Rewrite the entries below with every "vessel" replaced by "jar", keeping everything else the same. Leave out the pictures.

** Begin Material supplied **

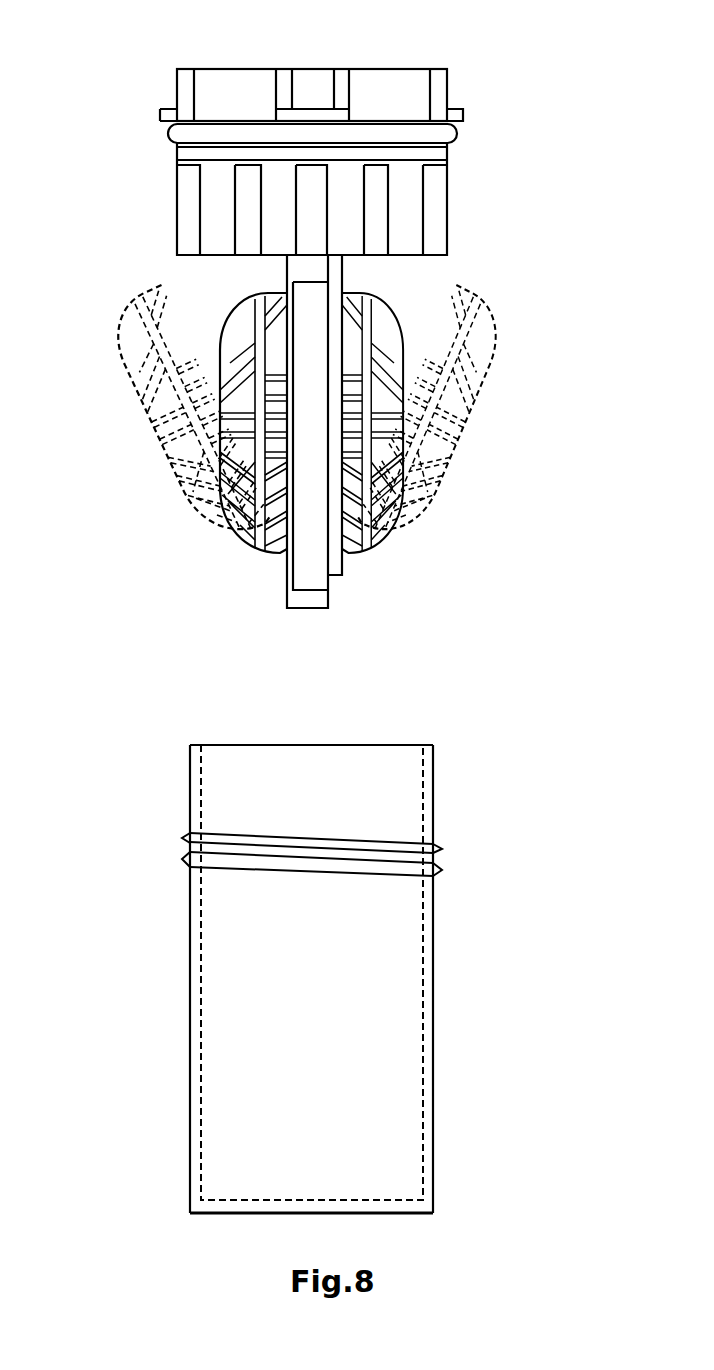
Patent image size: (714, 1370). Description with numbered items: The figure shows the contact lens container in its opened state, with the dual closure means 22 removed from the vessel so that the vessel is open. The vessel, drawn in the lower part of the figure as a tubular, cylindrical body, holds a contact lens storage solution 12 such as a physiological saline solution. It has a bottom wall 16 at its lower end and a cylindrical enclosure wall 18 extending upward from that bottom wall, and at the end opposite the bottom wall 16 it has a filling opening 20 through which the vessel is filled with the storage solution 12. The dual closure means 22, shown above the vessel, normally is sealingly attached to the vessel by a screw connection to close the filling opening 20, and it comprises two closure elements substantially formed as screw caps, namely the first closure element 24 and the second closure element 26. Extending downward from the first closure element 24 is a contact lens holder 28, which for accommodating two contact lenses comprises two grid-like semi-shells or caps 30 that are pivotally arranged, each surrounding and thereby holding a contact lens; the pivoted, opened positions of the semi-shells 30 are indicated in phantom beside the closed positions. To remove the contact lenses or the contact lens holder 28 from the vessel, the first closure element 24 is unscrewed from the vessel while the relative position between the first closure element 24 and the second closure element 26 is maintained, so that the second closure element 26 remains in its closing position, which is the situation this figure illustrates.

The contact lens storage solution 12 is at (255, 1003).
The bottom wall 16 is at (253, 1213).
The cylindrical enclosure wall 18 is at (428, 980).
The filling opening 20 is at (363, 745).
The dual closure means 22 is at (560, 137).
The first closure element 24 is at (136, 208).
The second closure element 26 is at (113, 101).
The contact lens holder 28 is at (435, 304).
The grid-like semi-shells 30 is at (253, 356).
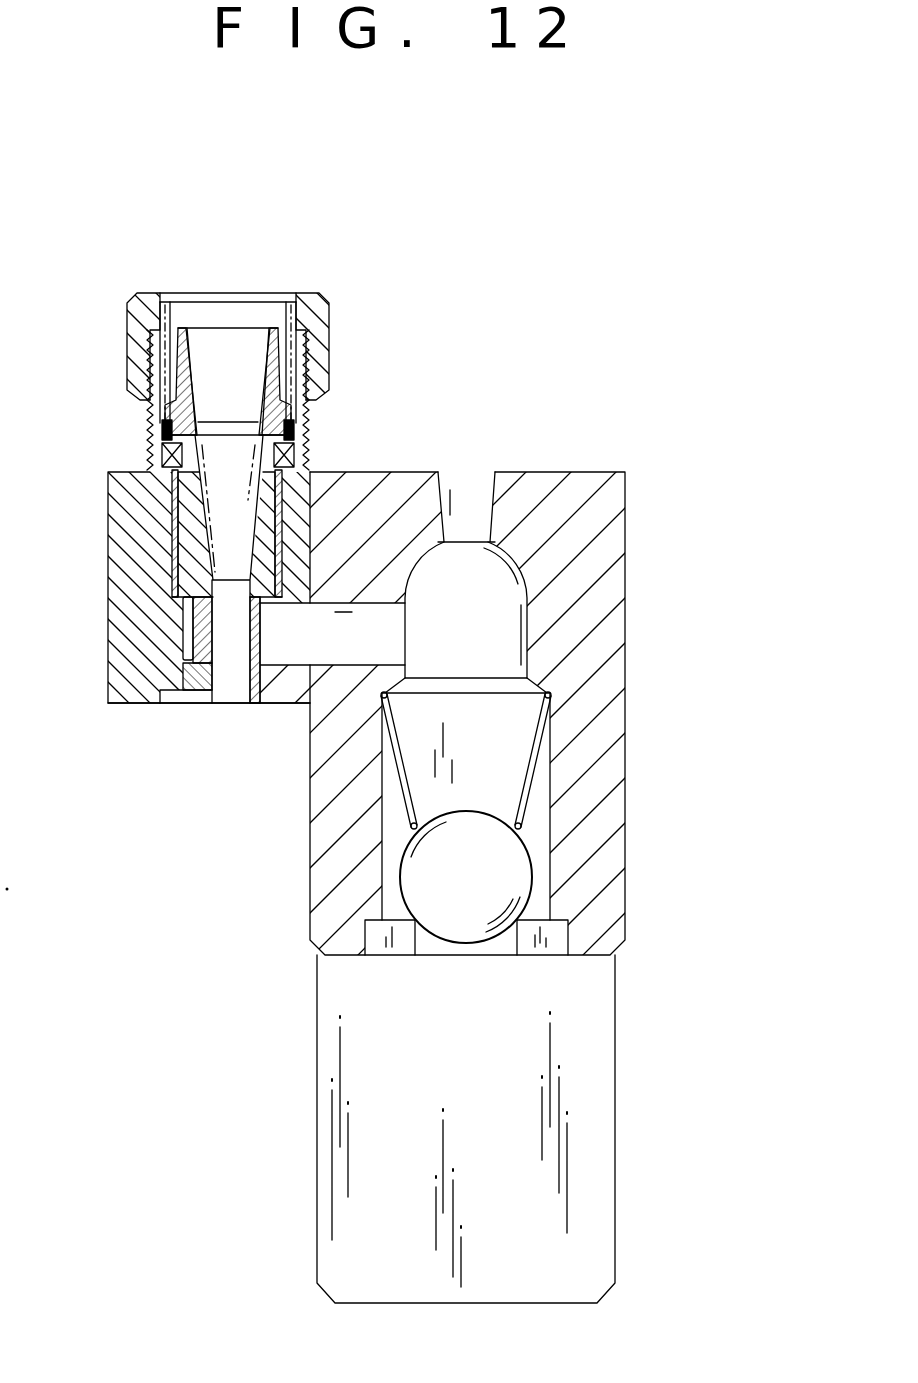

** End Material supplied **

* _Worked answer_
Patent image size: (714, 1370). Description with numbered items: The figure shows the contact lens container in its opened state, with the dual closure means 22 removed from the jar so that the jar is open. The jar, drawn in the lower part of the figure as a tubular, cylindrical body, holds a contact lens storage solution 12 such as a physiological saline solution. It has a bottom wall 16 at its lower end and a cylindrical enclosure wall 18 extending upward from that bottom wall, and at the end opposite the bottom wall 16 it has a filling opening 20 through which the jar is filled with the storage solution 12. The dual closure means 22, shown above the jar, normally is sealingly attached to the jar by a screw connection to close the filling opening 20, and it comprises two closure elements substantially formed as screw caps, namely the first closure element 24 and the second closure element 26. Extending downward from the first closure element 24 is a contact lens holder 28, which for accommodating two contact lenses comprises two grid-like semi-shells or caps 30 that are pivotally arranged, each surrounding and thereby holding a contact lens; the pivoted, opened positions of the semi-shells 30 are indicated in phantom beside the closed positions. To remove the contact lenses or the contact lens holder 28 from the jar, the first closure element 24 is unscrewed from the jar while the relative position between the first closure element 24 and the second closure element 26 is maintained, so that the second closure element 26 remains in its closing position, which is the situation this figure illustrates.

The contact lens storage solution 12 is at (255, 1003).
The bottom wall 16 is at (253, 1213).
The cylindrical enclosure wall 18 is at (428, 980).
The filling opening 20 is at (363, 745).
The dual closure means 22 is at (560, 137).
The first closure element 24 is at (136, 208).
The second closure element 26 is at (113, 101).
The contact lens holder 28 is at (435, 304).
The grid-like semi-shells 30 is at (253, 356).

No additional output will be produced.